[Stored entries]
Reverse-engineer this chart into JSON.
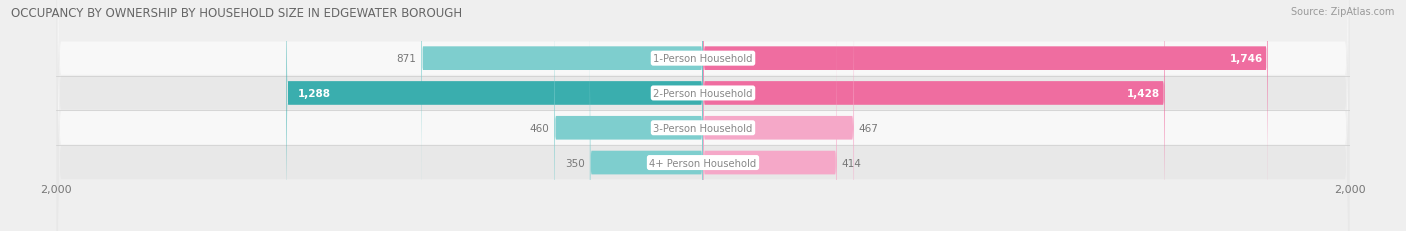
{
  "title": "OCCUPANCY BY OWNERSHIP BY HOUSEHOLD SIZE IN EDGEWATER BOROUGH",
  "source": "Source: ZipAtlas.com",
  "categories": [
    "1-Person Household",
    "2-Person Household",
    "3-Person Household",
    "4+ Person Household"
  ],
  "owner_values": [
    871,
    1288,
    460,
    350
  ],
  "renter_values": [
    1746,
    1428,
    467,
    414
  ],
  "max_val": 2000,
  "owner_color_dark": "#3AAEAE",
  "owner_color_light": "#7ECECE",
  "renter_color_dark": "#EF6DA0",
  "renter_color_light": "#F5A8C8",
  "bg_color": "#EFEFEF",
  "row_bg_light": "#F8F8F8",
  "row_bg_dark": "#E8E8E8",
  "title_color": "#666666",
  "source_color": "#999999",
  "label_color": "#777777",
  "center_label_color": "#888888",
  "owner_threshold": 1000,
  "renter_threshold": 1000
}
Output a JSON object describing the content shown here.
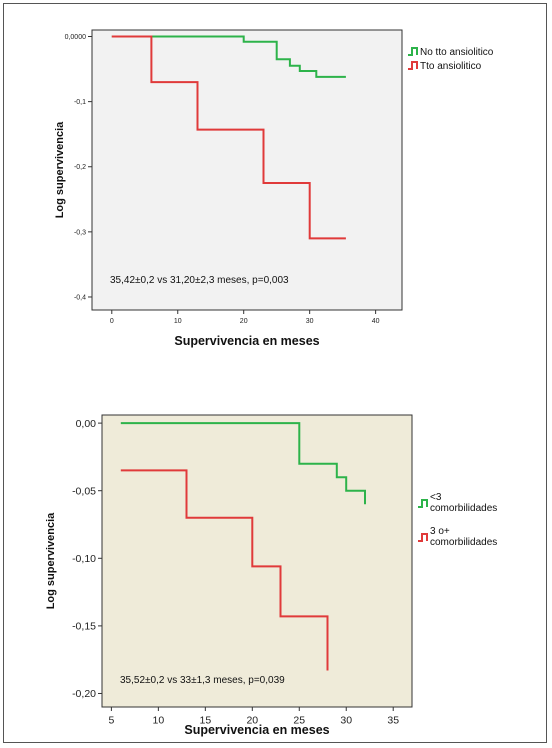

Required task:
Restate each of the entries above word for word and skip every image.

Answer to the exercise:
Reverse-engineer this chart into JSON.
{
  "title": "OCCUPANCY BY OWNERSHIP BY HOUSEHOLD SIZE IN EDGEWATER BOROUGH",
  "source": "Source: ZipAtlas.com",
  "categories": [
    "1-Person Household",
    "2-Person Household",
    "3-Person Household",
    "4+ Person Household"
  ],
  "owner_values": [
    871,
    1288,
    460,
    350
  ],
  "renter_values": [
    1746,
    1428,
    467,
    414
  ],
  "max_val": 2000,
  "owner_color_dark": "#3AAEAE",
  "owner_color_light": "#7ECECE",
  "renter_color_dark": "#EF6DA0",
  "renter_color_light": "#F5A8C8",
  "bg_color": "#EFEFEF",
  "row_bg_light": "#F8F8F8",
  "row_bg_dark": "#E8E8E8",
  "title_color": "#666666",
  "source_color": "#999999",
  "label_color": "#777777",
  "center_label_color": "#888888",
  "owner_threshold": 1000,
  "renter_threshold": 1000
}
Output a JSON object describing the content shown here.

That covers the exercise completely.